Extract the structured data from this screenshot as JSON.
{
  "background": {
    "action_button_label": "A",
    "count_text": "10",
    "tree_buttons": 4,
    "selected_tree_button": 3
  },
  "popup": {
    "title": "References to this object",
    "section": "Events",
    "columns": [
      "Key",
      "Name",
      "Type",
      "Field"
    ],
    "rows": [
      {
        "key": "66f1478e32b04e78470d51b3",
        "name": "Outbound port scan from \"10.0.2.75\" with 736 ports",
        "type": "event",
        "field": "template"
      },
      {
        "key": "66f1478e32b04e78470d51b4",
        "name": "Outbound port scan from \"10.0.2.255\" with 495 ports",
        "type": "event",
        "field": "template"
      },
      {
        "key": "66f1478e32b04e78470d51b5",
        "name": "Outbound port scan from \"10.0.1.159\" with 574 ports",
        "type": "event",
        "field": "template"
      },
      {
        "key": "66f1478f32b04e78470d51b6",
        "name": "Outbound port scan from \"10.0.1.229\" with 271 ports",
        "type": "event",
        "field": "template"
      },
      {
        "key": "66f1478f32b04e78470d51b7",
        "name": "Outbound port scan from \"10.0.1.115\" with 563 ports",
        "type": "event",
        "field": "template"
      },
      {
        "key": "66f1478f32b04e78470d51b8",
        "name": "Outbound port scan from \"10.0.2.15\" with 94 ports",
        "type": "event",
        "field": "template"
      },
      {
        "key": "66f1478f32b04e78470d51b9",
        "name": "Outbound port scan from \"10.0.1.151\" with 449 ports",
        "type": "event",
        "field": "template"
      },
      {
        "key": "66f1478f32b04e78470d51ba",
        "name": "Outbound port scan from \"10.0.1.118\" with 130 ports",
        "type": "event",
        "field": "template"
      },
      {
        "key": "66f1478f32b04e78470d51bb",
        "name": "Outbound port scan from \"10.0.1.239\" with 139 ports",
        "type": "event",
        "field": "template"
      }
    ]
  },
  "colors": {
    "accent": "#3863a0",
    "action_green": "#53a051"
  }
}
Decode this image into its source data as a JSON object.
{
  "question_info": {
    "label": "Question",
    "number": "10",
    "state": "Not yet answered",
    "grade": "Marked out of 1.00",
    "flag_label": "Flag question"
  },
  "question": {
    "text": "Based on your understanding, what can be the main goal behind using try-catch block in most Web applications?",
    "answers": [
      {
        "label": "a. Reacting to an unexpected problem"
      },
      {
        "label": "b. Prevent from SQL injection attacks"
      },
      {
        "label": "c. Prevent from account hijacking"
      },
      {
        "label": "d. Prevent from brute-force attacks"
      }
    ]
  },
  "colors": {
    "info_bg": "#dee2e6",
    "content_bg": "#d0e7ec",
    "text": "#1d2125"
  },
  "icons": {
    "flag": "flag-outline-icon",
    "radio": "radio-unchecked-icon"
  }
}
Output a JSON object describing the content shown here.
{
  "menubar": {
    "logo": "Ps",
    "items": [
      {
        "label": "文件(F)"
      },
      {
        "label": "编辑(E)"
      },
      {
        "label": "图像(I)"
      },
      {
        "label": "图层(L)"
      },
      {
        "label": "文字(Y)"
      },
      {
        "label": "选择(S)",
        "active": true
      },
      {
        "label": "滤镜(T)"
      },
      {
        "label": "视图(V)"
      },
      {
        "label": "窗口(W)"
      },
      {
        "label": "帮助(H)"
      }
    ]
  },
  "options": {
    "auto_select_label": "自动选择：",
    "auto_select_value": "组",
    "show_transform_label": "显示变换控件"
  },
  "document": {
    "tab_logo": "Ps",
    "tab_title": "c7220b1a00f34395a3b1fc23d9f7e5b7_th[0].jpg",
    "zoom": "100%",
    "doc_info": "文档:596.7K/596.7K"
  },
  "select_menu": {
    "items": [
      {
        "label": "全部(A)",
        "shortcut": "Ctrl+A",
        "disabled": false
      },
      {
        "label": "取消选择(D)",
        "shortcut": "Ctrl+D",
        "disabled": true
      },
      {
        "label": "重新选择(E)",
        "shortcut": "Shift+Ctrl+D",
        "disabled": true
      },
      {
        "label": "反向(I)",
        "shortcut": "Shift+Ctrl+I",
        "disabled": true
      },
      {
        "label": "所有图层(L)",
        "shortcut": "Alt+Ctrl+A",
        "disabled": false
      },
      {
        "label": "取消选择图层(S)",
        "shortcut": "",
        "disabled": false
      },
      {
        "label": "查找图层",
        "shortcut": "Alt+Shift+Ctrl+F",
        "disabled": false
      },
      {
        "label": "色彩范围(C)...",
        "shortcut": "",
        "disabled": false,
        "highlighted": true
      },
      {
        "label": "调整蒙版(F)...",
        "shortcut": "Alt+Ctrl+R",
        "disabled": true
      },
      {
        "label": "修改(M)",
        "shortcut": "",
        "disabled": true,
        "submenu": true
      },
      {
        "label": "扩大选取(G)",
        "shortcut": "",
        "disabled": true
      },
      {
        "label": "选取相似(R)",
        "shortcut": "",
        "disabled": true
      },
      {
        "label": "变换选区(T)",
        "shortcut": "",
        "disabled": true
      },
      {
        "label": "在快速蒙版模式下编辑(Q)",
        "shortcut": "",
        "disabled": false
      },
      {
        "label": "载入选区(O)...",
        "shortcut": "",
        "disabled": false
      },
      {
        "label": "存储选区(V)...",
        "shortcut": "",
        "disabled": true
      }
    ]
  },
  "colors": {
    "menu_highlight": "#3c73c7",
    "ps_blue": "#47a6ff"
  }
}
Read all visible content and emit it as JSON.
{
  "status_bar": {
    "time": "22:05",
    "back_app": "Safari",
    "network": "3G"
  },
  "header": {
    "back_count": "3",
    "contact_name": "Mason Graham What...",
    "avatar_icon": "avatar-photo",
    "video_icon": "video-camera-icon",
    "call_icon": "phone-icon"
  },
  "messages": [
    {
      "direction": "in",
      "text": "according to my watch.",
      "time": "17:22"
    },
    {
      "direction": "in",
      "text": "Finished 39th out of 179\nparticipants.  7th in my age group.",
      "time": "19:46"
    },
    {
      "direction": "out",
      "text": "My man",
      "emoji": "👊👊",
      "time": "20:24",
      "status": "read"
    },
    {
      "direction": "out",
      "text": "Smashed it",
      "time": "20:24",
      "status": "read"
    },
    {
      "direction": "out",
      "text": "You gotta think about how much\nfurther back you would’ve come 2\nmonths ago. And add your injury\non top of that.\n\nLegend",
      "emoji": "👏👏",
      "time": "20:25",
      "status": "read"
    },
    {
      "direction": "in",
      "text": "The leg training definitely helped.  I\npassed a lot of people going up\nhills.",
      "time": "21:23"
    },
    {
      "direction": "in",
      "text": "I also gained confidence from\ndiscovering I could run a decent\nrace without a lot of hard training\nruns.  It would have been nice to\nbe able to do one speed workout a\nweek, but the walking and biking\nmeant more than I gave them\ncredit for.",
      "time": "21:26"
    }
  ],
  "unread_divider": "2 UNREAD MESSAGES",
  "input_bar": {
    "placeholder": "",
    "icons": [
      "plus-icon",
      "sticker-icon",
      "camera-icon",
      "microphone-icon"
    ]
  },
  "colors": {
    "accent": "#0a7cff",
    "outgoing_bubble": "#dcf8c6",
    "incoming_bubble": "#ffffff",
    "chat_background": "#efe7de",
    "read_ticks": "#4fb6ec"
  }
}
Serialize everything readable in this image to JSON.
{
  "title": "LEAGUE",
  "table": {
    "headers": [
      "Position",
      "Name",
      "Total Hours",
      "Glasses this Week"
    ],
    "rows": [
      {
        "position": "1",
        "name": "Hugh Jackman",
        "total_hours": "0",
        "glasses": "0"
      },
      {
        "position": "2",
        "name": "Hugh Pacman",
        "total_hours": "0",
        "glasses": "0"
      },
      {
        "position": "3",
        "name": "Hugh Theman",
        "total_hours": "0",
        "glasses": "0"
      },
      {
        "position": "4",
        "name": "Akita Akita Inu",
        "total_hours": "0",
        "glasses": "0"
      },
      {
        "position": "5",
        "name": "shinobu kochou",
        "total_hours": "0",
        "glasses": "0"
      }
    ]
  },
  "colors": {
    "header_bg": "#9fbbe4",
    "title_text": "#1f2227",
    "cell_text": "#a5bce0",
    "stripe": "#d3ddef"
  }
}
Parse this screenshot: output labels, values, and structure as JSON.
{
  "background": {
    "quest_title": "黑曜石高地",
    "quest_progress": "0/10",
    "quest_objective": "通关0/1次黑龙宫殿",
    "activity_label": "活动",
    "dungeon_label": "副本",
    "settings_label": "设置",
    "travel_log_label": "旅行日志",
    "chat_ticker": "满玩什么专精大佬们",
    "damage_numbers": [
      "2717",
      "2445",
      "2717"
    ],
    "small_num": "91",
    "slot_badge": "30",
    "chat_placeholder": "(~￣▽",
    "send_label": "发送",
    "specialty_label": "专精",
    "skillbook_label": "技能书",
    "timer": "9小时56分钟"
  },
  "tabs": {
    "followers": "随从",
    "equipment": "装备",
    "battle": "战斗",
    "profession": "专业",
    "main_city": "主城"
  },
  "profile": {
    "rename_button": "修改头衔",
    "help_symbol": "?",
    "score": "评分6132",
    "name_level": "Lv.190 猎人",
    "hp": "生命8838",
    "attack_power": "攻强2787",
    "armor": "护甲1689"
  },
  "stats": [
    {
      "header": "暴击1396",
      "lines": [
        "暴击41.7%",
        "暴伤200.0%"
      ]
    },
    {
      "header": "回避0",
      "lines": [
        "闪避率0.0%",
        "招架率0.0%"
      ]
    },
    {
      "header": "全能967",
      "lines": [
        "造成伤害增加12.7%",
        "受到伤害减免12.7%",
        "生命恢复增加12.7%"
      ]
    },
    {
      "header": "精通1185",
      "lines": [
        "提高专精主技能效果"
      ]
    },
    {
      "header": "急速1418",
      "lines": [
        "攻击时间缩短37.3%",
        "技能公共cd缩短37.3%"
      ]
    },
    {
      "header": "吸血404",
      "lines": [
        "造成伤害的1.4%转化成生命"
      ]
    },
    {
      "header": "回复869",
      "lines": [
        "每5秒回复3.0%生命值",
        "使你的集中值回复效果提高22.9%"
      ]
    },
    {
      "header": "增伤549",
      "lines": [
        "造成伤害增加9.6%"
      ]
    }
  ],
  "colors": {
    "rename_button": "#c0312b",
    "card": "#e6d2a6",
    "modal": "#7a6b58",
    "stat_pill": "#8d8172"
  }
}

Requirements
In the listing, find each line with the string "Ctrl" and copy it.

Reply to the exercise
        "shortcut": "Ctrl+A",
        "shortcut": "Ctrl+D",
        "shortcut": "Shift+Ctrl+D",
        "shortcut": "Shift+Ctrl+I",
        "shortcut": "Alt+Ctrl+A",
        "shortcut": "Alt+Shift+Ctrl+F",
        "shortcut": "Alt+Ctrl+R",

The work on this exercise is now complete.